TASK DIRECTIONS:
Output the data below in full, character for character.

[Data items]
=-=-=
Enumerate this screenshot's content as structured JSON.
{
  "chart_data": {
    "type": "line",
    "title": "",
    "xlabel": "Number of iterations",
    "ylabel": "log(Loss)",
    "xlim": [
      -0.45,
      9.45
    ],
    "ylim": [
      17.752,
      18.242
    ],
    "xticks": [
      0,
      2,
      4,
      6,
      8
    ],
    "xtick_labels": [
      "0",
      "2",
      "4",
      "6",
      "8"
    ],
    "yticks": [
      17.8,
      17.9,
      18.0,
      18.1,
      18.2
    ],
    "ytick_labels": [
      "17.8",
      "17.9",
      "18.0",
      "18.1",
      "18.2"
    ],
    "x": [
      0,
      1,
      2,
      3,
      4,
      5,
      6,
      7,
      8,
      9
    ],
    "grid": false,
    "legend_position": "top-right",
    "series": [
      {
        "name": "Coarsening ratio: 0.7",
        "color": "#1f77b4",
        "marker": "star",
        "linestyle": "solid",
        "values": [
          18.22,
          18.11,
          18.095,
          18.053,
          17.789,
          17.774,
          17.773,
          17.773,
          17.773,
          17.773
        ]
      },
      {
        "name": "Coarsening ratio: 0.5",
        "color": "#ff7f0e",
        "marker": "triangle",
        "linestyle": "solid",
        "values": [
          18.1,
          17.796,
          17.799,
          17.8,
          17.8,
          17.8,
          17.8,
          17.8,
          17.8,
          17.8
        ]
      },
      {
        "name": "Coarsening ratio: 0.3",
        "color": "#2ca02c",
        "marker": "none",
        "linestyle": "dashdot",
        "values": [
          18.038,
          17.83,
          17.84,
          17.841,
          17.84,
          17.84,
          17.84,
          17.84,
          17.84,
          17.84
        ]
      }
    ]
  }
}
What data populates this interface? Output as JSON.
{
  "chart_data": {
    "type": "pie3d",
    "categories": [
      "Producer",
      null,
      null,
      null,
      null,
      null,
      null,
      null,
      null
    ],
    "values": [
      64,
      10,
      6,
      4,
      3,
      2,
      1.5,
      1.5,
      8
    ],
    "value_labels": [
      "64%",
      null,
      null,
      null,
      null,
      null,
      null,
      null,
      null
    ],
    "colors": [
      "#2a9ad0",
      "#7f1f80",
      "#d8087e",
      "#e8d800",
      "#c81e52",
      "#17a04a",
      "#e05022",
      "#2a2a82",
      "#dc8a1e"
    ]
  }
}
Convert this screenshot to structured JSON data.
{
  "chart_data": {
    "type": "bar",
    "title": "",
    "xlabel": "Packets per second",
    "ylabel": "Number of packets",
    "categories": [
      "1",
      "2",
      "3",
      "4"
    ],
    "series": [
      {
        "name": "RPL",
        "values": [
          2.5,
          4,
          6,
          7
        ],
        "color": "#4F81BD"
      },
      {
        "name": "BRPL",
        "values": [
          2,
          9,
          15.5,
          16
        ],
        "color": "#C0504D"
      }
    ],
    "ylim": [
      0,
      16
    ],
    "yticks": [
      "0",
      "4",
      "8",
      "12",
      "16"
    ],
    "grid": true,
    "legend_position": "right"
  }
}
=-=-=
THE OUTPUT:
Enumerate this screenshot's content as structured JSON.
{
  "chart_data": {
    "type": "line",
    "title": "",
    "xlabel": "Number of iterations",
    "ylabel": "log(Loss)",
    "xlim": [
      -0.45,
      9.45
    ],
    "ylim": [
      17.752,
      18.242
    ],
    "xticks": [
      0,
      2,
      4,
      6,
      8
    ],
    "xtick_labels": [
      "0",
      "2",
      "4",
      "6",
      "8"
    ],
    "yticks": [
      17.8,
      17.9,
      18.0,
      18.1,
      18.2
    ],
    "ytick_labels": [
      "17.8",
      "17.9",
      "18.0",
      "18.1",
      "18.2"
    ],
    "x": [
      0,
      1,
      2,
      3,
      4,
      5,
      6,
      7,
      8,
      9
    ],
    "grid": false,
    "legend_position": "top-right",
    "series": [
      {
        "name": "Coarsening ratio: 0.7",
        "color": "#1f77b4",
        "marker": "star",
        "linestyle": "solid",
        "values": [
          18.22,
          18.11,
          18.095,
          18.053,
          17.789,
          17.774,
          17.773,
          17.773,
          17.773,
          17.773
        ]
      },
      {
        "name": "Coarsening ratio: 0.5",
        "color": "#ff7f0e",
        "marker": "triangle",
        "linestyle": "solid",
        "values": [
          18.1,
          17.796,
          17.799,
          17.8,
          17.8,
          17.8,
          17.8,
          17.8,
          17.8,
          17.8
        ]
      },
      {
        "name": "Coarsening ratio: 0.3",
        "color": "#2ca02c",
        "marker": "none",
        "linestyle": "dashdot",
        "values": [
          18.038,
          17.83,
          17.84,
          17.841,
          17.84,
          17.84,
          17.84,
          17.84,
          17.84,
          17.84
        ]
      }
    ]
  }
}
What data populates this interface? Output as JSON.
{
  "chart_data": {
    "type": "pie3d",
    "categories": [
      "Producer",
      null,
      null,
      null,
      null,
      null,
      null,
      null,
      null
    ],
    "values": [
      64,
      10,
      6,
      4,
      3,
      2,
      1.5,
      1.5,
      8
    ],
    "value_labels": [
      "64%",
      null,
      null,
      null,
      null,
      null,
      null,
      null,
      null
    ],
    "colors": [
      "#2a9ad0",
      "#7f1f80",
      "#d8087e",
      "#e8d800",
      "#c81e52",
      "#17a04a",
      "#e05022",
      "#2a2a82",
      "#dc8a1e"
    ]
  }
}
Convert this screenshot to structured JSON data.
{
  "chart_data": {
    "type": "bar",
    "title": "",
    "xlabel": "Packets per second",
    "ylabel": "Number of packets",
    "categories": [
      "1",
      "2",
      "3",
      "4"
    ],
    "series": [
      {
        "name": "RPL",
        "values": [
          2.5,
          4,
          6,
          7
        ],
        "color": "#4F81BD"
      },
      {
        "name": "BRPL",
        "values": [
          2,
          9,
          15.5,
          16
        ],
        "color": "#C0504D"
      }
    ],
    "ylim": [
      0,
      16
    ],
    "yticks": [
      "0",
      "4",
      "8",
      "12",
      "16"
    ],
    "grid": true,
    "legend_position": "right"
  }
}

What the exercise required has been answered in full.